[Data listing]
>>>>

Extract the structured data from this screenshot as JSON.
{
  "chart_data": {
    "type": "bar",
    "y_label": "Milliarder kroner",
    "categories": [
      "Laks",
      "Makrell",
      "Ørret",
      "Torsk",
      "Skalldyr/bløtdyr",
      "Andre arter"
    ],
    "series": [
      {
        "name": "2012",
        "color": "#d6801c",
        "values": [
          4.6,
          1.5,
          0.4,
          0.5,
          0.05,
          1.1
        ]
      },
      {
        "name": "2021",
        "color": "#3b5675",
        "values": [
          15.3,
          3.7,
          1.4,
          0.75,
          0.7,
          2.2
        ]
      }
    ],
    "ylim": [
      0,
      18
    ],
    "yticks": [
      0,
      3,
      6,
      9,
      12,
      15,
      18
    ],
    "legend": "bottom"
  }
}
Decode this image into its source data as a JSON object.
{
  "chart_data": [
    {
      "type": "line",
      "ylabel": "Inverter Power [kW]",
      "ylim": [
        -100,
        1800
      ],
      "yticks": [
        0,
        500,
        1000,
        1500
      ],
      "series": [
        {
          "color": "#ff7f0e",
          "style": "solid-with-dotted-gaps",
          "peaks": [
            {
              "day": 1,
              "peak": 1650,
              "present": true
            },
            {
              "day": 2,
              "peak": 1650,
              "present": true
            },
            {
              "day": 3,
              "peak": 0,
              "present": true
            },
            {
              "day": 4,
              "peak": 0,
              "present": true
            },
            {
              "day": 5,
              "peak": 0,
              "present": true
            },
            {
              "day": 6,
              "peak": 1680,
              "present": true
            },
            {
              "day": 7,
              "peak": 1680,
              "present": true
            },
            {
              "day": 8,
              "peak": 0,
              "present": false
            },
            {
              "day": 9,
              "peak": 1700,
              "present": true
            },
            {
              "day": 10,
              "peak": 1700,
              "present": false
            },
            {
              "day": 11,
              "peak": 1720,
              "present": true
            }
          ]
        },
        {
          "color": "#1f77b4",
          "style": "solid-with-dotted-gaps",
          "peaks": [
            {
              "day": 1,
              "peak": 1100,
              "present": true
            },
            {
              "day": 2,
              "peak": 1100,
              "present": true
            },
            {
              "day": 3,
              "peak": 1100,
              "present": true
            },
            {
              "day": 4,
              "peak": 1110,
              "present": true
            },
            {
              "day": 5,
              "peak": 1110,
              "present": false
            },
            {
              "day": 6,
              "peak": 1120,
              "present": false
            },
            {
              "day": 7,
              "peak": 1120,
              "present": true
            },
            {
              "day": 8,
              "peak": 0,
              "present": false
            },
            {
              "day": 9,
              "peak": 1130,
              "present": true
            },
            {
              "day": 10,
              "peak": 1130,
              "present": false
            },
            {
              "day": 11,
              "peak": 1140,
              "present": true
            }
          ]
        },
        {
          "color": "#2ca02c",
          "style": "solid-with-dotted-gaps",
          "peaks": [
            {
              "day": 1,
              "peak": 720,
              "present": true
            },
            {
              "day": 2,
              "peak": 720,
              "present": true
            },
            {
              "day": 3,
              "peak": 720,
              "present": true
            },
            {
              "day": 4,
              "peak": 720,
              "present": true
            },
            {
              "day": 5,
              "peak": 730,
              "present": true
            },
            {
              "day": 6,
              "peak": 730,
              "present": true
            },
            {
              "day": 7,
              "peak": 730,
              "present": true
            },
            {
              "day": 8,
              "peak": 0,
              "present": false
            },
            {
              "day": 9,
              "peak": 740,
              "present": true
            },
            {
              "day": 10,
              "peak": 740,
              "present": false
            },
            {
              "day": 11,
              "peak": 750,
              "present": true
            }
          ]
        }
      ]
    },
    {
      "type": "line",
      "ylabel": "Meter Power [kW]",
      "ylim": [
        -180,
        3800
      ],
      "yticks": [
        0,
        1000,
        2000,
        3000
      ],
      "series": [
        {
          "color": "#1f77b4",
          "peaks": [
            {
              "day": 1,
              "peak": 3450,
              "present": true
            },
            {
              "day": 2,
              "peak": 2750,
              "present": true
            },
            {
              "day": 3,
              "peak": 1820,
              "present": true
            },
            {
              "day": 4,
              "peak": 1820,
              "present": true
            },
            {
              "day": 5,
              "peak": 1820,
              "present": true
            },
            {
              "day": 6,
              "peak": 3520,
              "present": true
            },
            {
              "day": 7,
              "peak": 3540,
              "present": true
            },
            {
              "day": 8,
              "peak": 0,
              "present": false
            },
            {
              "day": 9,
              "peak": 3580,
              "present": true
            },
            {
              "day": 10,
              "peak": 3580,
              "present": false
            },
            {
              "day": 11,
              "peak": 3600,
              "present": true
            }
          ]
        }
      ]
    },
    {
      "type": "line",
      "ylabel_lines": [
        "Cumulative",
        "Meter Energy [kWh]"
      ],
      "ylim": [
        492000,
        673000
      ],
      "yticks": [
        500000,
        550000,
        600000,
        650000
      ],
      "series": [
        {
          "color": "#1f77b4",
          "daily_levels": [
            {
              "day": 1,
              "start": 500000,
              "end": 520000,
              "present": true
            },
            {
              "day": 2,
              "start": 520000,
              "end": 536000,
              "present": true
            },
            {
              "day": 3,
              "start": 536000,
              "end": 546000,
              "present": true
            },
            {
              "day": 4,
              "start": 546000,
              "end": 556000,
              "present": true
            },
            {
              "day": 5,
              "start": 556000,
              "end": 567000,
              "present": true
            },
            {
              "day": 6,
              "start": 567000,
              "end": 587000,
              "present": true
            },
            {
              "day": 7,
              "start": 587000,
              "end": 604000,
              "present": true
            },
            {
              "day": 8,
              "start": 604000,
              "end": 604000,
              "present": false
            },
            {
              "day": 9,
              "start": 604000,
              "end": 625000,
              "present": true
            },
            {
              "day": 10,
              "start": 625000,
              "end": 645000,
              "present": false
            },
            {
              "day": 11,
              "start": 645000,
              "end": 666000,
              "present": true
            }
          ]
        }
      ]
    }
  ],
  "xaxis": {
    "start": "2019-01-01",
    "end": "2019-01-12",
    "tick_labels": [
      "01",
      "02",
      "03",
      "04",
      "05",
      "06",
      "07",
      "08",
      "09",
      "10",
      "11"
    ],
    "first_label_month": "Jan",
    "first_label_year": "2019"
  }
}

<<<<

From the entries above, copy every line where the word "start" shows up.

              "start": 500000,
              "start": 520000,
              "start": 536000,
              "start": 546000,
              "start": 556000,
              "start": 567000,
              "start": 587000,
              "start": 604000,
              "start": 604000,
              "start": 625000,
              "start": 645000,
    "start": "2019-01-01",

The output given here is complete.